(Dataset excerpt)
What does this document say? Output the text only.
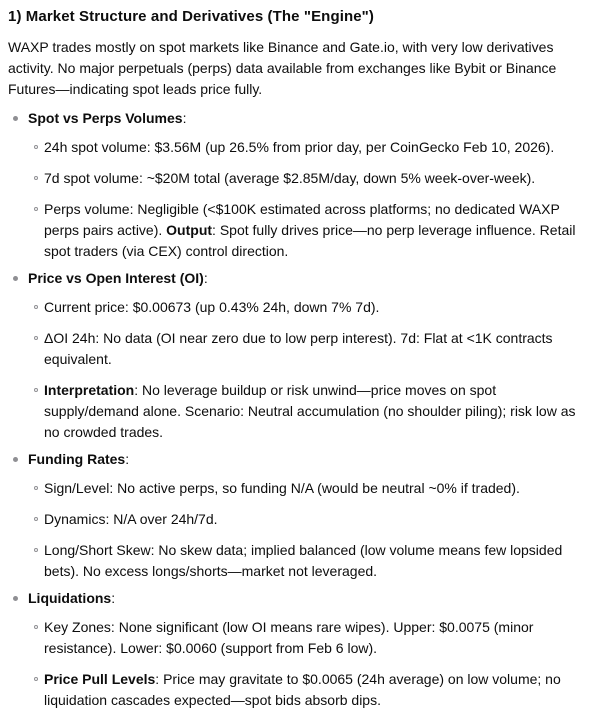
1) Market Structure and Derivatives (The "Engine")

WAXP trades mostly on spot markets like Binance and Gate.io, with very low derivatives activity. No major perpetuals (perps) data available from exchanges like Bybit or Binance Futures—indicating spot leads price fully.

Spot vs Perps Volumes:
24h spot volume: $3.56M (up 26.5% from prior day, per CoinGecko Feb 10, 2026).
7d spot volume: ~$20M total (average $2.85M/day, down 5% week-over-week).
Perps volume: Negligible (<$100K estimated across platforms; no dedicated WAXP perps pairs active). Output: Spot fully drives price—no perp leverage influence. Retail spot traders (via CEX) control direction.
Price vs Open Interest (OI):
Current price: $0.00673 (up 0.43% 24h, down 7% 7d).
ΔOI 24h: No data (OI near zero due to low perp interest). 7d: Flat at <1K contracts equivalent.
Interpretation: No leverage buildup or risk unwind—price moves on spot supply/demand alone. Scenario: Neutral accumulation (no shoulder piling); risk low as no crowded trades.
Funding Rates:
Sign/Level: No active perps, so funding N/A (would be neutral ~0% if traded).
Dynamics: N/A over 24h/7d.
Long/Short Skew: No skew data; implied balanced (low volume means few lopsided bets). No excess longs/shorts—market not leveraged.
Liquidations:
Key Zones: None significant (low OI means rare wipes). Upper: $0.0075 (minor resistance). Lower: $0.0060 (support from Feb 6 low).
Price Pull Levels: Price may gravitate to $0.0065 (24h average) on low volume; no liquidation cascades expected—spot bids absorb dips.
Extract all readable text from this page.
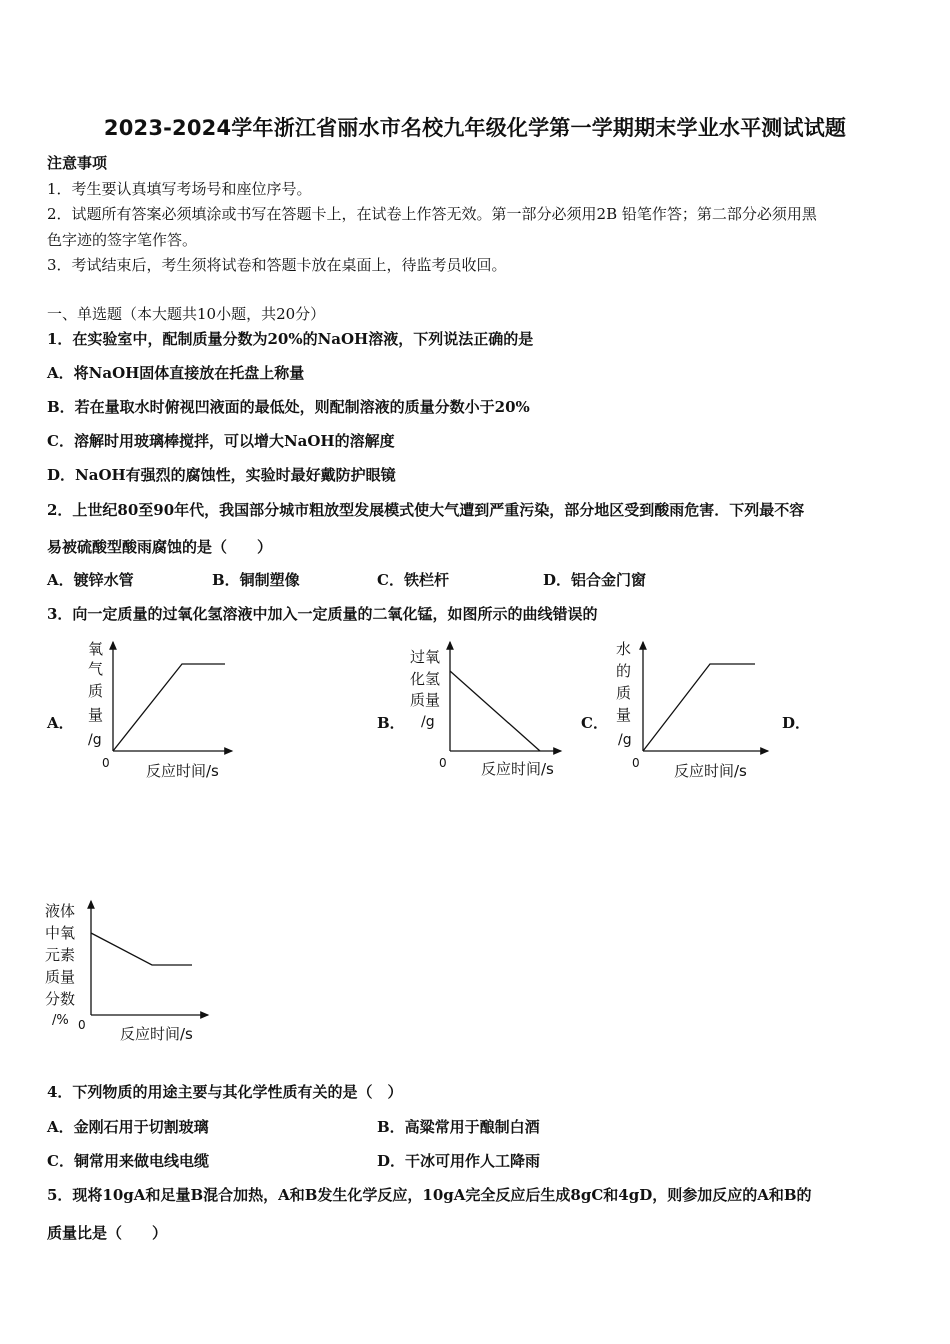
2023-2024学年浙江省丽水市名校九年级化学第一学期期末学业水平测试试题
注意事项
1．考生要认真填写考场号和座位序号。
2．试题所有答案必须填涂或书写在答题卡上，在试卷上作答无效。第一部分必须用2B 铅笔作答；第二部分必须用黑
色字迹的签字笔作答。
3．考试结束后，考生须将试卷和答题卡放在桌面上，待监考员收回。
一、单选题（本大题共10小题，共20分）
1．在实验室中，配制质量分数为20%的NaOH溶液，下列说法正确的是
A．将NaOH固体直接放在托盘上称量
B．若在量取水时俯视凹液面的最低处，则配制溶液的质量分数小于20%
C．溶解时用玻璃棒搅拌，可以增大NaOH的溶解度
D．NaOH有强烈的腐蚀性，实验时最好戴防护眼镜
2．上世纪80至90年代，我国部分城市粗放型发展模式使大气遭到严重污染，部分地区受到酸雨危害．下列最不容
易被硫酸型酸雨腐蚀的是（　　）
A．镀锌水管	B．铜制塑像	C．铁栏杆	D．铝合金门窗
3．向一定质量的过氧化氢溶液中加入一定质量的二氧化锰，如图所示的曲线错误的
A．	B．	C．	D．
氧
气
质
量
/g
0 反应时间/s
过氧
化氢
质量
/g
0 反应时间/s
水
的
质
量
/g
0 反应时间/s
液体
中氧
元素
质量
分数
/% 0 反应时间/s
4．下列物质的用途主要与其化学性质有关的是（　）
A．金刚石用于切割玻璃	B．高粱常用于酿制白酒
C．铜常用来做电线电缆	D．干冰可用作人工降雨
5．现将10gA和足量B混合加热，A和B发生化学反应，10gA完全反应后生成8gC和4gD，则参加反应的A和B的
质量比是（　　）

Exercise
Leave out the pictures and copy everything else in the records word for word.

Result for this task
What does this document say? Output the text only.
1) Market Structure and Derivatives (The "Engine")

WAXP trades mostly on spot markets like Binance and Gate.io, with very low derivatives activity. No major perpetuals (perps) data available from exchanges like Bybit or Binance Futures—indicating spot leads price fully.

Spot vs Perps Volumes:
24h spot volume: $3.56M (up 26.5% from prior day, per CoinGecko Feb 10, 2026).
7d spot volume: ~$20M total (average $2.85M/day, down 5% week-over-week).
Perps volume: Negligible (<$100K estimated across platforms; no dedicated WAXP perps pairs active). Output: Spot fully drives price—no perp leverage influence. Retail spot traders (via CEX) control direction.
Price vs Open Interest (OI):
Current price: $0.00673 (up 0.43% 24h, down 7% 7d).
ΔOI 24h: No data (OI near zero due to low perp interest). 7d: Flat at <1K contracts equivalent.
Interpretation: No leverage buildup or risk unwind—price moves on spot supply/demand alone. Scenario: Neutral accumulation (no shoulder piling); risk low as no crowded trades.
Funding Rates:
Sign/Level: No active perps, so funding N/A (would be neutral ~0% if traded).
Dynamics: N/A over 24h/7d.
Long/Short Skew: No skew data; implied balanced (low volume means few lopsided bets). No excess longs/shorts—market not leveraged.
Liquidations:
Key Zones: None significant (low OI means rare wipes). Upper: $0.0075 (minor resistance). Lower: $0.0060 (support from Feb 6 low).
Price Pull Levels: Price may gravitate to $0.0065 (24h average) on low volume; no liquidation cascades expected—spot bids absorb dips.
Extract all readable text from this page.
2023-2024学年浙江省丽水市名校九年级化学第一学期期末学业水平测试试题
注意事项
1．考生要认真填写考场号和座位序号。
2．试题所有答案必须填涂或书写在答题卡上，在试卷上作答无效。第一部分必须用2B 铅笔作答；第二部分必须用黑
色字迹的签字笔作答。
3．考试结束后，考生须将试卷和答题卡放在桌面上，待监考员收回。
一、单选题（本大题共10小题，共20分）
1．在实验室中，配制质量分数为20%的NaOH溶液，下列说法正确的是
A．将NaOH固体直接放在托盘上称量
B．若在量取水时俯视凹液面的最低处，则配制溶液的质量分数小于20%
C．溶解时用玻璃棒搅拌，可以增大NaOH的溶解度
D．NaOH有强烈的腐蚀性，实验时最好戴防护眼镜
2．上世纪80至90年代，我国部分城市粗放型发展模式使大气遭到严重污染，部分地区受到酸雨危害．下列最不容
易被硫酸型酸雨腐蚀的是（　　）
A．镀锌水管	B．铜制塑像	C．铁栏杆	D．铝合金门窗
3．向一定质量的过氧化氢溶液中加入一定质量的二氧化锰，如图所示的曲线错误的
A．	B．	C．	D．
氧
气
质
量
/g
0 反应时间/s
过氧
化氢
质量
/g
0 反应时间/s
水
的
质
量
/g
0 反应时间/s
液体
中氧
元素
质量
分数
/% 0 反应时间/s
4．下列物质的用途主要与其化学性质有关的是（　）
A．金刚石用于切割玻璃	B．高粱常用于酿制白酒
C．铜常用来做电线电缆	D．干冰可用作人工降雨
5．现将10gA和足量B混合加热，A和B发生化学反应，10gA完全反应后生成8gC和4gD，则参加反应的A和B的
质量比是（　　）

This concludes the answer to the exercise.